- DIRECTION -
Count the lines below that contain "source". Give only the number.

- Data excerpts -
━━━━━━━━━━
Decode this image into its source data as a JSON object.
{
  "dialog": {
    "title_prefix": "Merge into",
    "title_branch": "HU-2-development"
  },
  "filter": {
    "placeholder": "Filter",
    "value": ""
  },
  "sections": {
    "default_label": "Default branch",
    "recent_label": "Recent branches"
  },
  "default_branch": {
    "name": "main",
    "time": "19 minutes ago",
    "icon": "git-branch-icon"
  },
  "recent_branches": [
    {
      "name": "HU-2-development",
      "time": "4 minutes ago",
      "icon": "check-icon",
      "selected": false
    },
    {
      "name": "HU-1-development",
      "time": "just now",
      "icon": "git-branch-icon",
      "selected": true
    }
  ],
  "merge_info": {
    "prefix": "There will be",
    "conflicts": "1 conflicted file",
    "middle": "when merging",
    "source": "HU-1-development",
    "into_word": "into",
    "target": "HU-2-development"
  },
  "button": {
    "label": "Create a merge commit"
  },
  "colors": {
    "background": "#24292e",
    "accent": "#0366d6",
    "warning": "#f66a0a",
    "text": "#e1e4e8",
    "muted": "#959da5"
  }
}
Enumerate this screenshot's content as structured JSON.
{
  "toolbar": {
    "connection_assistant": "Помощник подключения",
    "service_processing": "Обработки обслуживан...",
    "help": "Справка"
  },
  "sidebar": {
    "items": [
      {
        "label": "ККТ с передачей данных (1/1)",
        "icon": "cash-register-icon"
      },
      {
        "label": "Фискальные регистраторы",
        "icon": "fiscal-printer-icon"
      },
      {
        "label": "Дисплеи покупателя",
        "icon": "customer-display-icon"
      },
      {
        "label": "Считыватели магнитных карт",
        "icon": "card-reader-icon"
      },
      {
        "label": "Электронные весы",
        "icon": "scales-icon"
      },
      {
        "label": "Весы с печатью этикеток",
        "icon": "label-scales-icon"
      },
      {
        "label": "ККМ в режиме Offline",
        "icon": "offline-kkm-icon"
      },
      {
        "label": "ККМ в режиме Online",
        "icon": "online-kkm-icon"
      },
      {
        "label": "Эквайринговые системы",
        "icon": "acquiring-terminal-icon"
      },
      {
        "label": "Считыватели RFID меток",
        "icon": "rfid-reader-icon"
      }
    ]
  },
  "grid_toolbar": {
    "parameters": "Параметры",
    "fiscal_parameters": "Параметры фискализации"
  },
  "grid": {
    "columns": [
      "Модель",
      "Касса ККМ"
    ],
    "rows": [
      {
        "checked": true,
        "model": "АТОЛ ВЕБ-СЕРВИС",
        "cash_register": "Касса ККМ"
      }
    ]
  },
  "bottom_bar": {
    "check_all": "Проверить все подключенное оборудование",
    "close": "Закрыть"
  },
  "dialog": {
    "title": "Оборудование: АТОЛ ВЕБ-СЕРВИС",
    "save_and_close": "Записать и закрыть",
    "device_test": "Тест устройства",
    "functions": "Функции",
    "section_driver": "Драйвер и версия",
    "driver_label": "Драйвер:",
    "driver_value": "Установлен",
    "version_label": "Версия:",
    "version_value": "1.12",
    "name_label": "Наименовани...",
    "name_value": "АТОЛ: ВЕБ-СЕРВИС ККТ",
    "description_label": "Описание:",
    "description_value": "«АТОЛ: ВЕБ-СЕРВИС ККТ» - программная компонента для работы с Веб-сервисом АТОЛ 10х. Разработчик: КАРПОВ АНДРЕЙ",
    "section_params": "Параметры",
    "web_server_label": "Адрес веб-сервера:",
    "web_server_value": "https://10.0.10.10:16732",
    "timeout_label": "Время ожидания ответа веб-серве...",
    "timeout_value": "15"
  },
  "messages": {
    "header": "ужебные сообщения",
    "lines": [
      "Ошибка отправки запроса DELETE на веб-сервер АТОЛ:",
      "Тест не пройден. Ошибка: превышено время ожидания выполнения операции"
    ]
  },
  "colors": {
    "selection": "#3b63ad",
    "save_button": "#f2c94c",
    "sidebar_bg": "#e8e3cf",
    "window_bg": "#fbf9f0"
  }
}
━━━━━━━━━━
- RESULT FOR THIS TASK -
2